begin Data lines

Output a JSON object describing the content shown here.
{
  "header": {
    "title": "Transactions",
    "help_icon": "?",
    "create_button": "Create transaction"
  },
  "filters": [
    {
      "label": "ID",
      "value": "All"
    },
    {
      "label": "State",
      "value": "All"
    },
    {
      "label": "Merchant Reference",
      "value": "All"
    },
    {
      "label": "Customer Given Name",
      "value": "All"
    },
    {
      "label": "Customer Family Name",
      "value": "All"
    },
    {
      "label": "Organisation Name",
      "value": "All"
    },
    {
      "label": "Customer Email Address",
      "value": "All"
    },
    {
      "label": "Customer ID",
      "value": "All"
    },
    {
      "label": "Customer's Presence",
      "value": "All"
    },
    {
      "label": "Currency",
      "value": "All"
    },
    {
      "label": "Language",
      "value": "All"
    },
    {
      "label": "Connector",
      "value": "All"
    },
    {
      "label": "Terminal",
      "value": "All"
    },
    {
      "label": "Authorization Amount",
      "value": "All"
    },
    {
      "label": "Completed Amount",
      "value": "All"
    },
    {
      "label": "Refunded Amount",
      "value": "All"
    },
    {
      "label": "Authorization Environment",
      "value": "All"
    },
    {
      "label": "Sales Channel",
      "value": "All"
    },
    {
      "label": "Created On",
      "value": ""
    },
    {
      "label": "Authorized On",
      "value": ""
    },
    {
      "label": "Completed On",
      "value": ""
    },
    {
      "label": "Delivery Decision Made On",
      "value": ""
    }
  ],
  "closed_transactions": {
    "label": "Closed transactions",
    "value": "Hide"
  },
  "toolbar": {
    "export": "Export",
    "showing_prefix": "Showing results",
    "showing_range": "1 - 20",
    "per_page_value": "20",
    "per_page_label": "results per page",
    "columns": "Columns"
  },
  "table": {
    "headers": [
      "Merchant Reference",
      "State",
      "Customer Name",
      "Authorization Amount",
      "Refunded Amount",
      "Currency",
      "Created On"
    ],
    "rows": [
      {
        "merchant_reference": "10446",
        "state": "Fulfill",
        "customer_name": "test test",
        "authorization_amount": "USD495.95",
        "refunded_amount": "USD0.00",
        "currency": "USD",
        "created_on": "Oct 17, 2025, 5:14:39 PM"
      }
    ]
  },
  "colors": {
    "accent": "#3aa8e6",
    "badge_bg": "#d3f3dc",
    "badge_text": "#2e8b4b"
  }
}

end Data lines

=== What you are asked to do ===
All the entries above need to be reproduced exactly.

=== Answer for the task ===
Output a JSON object describing the content shown here.
{
  "header": {
    "title": "Transactions",
    "help_icon": "?",
    "create_button": "Create transaction"
  },
  "filters": [
    {
      "label": "ID",
      "value": "All"
    },
    {
      "label": "State",
      "value": "All"
    },
    {
      "label": "Merchant Reference",
      "value": "All"
    },
    {
      "label": "Customer Given Name",
      "value": "All"
    },
    {
      "label": "Customer Family Name",
      "value": "All"
    },
    {
      "label": "Organisation Name",
      "value": "All"
    },
    {
      "label": "Customer Email Address",
      "value": "All"
    },
    {
      "label": "Customer ID",
      "value": "All"
    },
    {
      "label": "Customer's Presence",
      "value": "All"
    },
    {
      "label": "Currency",
      "value": "All"
    },
    {
      "label": "Language",
      "value": "All"
    },
    {
      "label": "Connector",
      "value": "All"
    },
    {
      "label": "Terminal",
      "value": "All"
    },
    {
      "label": "Authorization Amount",
      "value": "All"
    },
    {
      "label": "Completed Amount",
      "value": "All"
    },
    {
      "label": "Refunded Amount",
      "value": "All"
    },
    {
      "label": "Authorization Environment",
      "value": "All"
    },
    {
      "label": "Sales Channel",
      "value": "All"
    },
    {
      "label": "Created On",
      "value": ""
    },
    {
      "label": "Authorized On",
      "value": ""
    },
    {
      "label": "Completed On",
      "value": ""
    },
    {
      "label": "Delivery Decision Made On",
      "value": ""
    }
  ],
  "closed_transactions": {
    "label": "Closed transactions",
    "value": "Hide"
  },
  "toolbar": {
    "export": "Export",
    "showing_prefix": "Showing results",
    "showing_range": "1 - 20",
    "per_page_value": "20",
    "per_page_label": "results per page",
    "columns": "Columns"
  },
  "table": {
    "headers": [
      "Merchant Reference",
      "State",
      "Customer Name",
      "Authorization Amount",
      "Refunded Amount",
      "Currency",
      "Created On"
    ],
    "rows": [
      {
        "merchant_reference": "10446",
        "state": "Fulfill",
        "customer_name": "test test",
        "authorization_amount": "USD495.95",
        "refunded_amount": "USD0.00",
        "currency": "USD",
        "created_on": "Oct 17, 2025, 5:14:39 PM"
      }
    ]
  },
  "colors": {
    "accent": "#3aa8e6",
    "badge_bg": "#d3f3dc",
    "badge_text": "#2e8b4b"
  }
}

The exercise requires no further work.